# Data provided start

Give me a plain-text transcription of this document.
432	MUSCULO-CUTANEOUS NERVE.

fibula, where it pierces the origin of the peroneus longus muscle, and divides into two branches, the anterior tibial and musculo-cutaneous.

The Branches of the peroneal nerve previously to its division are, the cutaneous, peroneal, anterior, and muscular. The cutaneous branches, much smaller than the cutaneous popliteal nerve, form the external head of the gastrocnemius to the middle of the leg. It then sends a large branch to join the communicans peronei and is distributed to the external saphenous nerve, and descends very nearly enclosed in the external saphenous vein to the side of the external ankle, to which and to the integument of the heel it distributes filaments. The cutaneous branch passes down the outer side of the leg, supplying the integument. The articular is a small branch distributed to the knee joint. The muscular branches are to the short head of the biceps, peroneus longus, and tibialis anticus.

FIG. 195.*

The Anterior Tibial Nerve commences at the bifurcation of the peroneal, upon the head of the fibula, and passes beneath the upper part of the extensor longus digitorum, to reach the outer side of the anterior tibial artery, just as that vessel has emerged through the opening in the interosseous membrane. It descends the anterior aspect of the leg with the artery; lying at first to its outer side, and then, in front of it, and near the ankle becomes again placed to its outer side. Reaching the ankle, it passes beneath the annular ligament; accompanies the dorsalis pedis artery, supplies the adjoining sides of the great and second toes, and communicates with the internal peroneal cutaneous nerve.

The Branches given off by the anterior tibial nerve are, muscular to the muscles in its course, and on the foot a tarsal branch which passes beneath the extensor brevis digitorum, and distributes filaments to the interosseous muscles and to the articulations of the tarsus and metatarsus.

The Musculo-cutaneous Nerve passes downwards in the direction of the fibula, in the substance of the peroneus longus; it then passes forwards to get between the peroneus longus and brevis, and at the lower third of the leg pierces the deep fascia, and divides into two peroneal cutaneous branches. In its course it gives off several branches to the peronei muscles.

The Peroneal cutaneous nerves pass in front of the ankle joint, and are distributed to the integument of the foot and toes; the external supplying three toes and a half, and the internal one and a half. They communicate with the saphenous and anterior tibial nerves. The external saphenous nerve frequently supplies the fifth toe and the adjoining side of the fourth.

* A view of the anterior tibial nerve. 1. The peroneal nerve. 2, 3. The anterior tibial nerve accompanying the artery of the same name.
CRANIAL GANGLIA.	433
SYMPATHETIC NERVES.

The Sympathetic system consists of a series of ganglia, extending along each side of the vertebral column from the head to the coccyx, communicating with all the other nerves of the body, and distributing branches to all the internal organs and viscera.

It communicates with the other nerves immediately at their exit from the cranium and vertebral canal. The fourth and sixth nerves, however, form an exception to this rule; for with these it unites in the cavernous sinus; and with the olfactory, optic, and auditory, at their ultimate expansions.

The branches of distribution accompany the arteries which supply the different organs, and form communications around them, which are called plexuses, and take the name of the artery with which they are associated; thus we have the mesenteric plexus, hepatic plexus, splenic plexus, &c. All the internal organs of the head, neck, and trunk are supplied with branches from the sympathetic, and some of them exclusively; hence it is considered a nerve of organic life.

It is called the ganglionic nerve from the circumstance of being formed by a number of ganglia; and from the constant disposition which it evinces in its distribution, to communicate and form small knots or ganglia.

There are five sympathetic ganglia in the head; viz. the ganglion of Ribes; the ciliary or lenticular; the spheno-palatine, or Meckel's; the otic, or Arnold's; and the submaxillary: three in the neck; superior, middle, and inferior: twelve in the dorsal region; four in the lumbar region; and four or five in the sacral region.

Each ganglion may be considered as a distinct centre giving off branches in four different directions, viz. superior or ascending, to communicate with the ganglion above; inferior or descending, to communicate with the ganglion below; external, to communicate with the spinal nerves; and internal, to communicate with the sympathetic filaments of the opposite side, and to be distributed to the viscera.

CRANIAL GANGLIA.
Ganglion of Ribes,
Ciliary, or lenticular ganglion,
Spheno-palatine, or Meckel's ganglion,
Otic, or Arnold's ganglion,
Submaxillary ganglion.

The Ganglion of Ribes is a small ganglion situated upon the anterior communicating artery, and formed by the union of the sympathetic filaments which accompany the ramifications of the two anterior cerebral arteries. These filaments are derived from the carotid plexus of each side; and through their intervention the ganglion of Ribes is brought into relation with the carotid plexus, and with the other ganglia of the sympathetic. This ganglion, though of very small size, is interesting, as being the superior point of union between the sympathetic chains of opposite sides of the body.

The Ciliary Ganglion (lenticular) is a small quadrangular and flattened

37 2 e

# Data provided end

■ **What to do**:
Take the entries above and copy them out exactly.

■ **Full output**:
Give me a plain-text transcription of this document.
432	MUSCULO-CUTANEOUS NERVE.

fibula, where it pierces the origin of the peroneus longus muscle, and divides into two branches, the anterior tibial and musculo-cutaneous.

The Branches of the peroneal nerve previously to its division are, the cutaneous, peroneal, anterior, and muscular. The cutaneous branches, much smaller than the cutaneous popliteal nerve, form the external head of the gastrocnemius to the middle of the leg. It then sends a large branch to join the communicans peronei and is distributed to the external saphenous nerve, and descends very nearly enclosed in the external saphenous vein to the side of the external ankle, to which and to the integument of the heel it distributes filaments. The cutaneous branch passes down the outer side of the leg, supplying the integument. The articular is a small branch distributed to the knee joint. The muscular branches are to the short head of the biceps, peroneus longus, and tibialis anticus.

FIG. 195.*

The Anterior Tibial Nerve commences at the bifurcation of the peroneal, upon the head of the fibula, and passes beneath the upper part of the extensor longus digitorum, to reach the outer side of the anterior tibial artery, just as that vessel has emerged through the opening in the interosseous membrane. It descends the anterior aspect of the leg with the artery; lying at first to its outer side, and then, in front of it, and near the ankle becomes again placed to its outer side. Reaching the ankle, it passes beneath the annular ligament; accompanies the dorsalis pedis artery, supplies the adjoining sides of the great and second toes, and communicates with the internal peroneal cutaneous nerve.

The Branches given off by the anterior tibial nerve are, muscular to the muscles in its course, and on the foot a tarsal branch which passes beneath the extensor brevis digitorum, and distributes filaments to the interosseous muscles and to the articulations of the tarsus and metatarsus.

The Musculo-cutaneous Nerve passes downwards in the direction of the fibula, in the substance of the peroneus longus; it then passes forwards to get between the peroneus longus and brevis, and at the lower third of the leg pierces the deep fascia, and divides into two peroneal cutaneous branches. In its course it gives off several branches to the peronei muscles.

The Peroneal cutaneous nerves pass in front of the ankle joint, and are distributed to the integument of the foot and toes; the external supplying three toes and a half, and the internal one and a half. They communicate with the saphenous and anterior tibial nerves. The external saphenous nerve frequently supplies the fifth toe and the adjoining side of the fourth.

* A view of the anterior tibial nerve. 1. The peroneal nerve. 2, 3. The anterior tibial nerve accompanying the artery of the same name.
CRANIAL GANGLIA.	433
SYMPATHETIC NERVES.

The Sympathetic system consists of a series of ganglia, extending along each side of the vertebral column from the head to the coccyx, communicating with all the other nerves of the body, and distributing branches to all the internal organs and viscera.

It communicates with the other nerves immediately at their exit from the cranium and vertebral canal. The fourth and sixth nerves, however, form an exception to this rule; for with these it unites in the cavernous sinus; and with the olfactory, optic, and auditory, at their ultimate expansions.

The branches of distribution accompany the arteries which supply the different organs, and form communications around them, which are called plexuses, and take the name of the artery with which they are associated; thus we have the mesenteric plexus, hepatic plexus, splenic plexus, &c. All the internal organs of the head, neck, and trunk are supplied with branches from the sympathetic, and some of them exclusively; hence it is considered a nerve of organic life.

It is called the ganglionic nerve from the circumstance of being formed by a number of ganglia; and from the constant disposition which it evinces in its distribution, to communicate and form small knots or ganglia.

There are five sympathetic ganglia in the head; viz. the ganglion of Ribes; the ciliary or lenticular; the spheno-palatine, or Meckel's; the otic, or Arnold's; and the submaxillary: three in the neck; superior, middle, and inferior: twelve in the dorsal region; four in the lumbar region; and four or five in the sacral region.

Each ganglion may be considered as a distinct centre giving off branches in four different directions, viz. superior or ascending, to communicate with the ganglion above; inferior or descending, to communicate with the ganglion below; external, to communicate with the spinal nerves; and internal, to communicate with the sympathetic filaments of the opposite side, and to be distributed to the viscera.

CRANIAL GANGLIA.
Ganglion of Ribes,
Ciliary, or lenticular ganglion,
Spheno-palatine, or Meckel's ganglion,
Otic, or Arnold's ganglion,
Submaxillary ganglion.

The Ganglion of Ribes is a small ganglion situated upon the anterior communicating artery, and formed by the union of the sympathetic filaments which accompany the ramifications of the two anterior cerebral arteries. These filaments are derived from the carotid plexus of each side; and through their intervention the ganglion of Ribes is brought into relation with the carotid plexus, and with the other ganglia of the sympathetic. This ganglion, though of very small size, is interesting, as being the superior point of union between the sympathetic chains of opposite sides of the body.

The Ciliary Ganglion (lenticular) is a small quadrangular and flattened

37 2 e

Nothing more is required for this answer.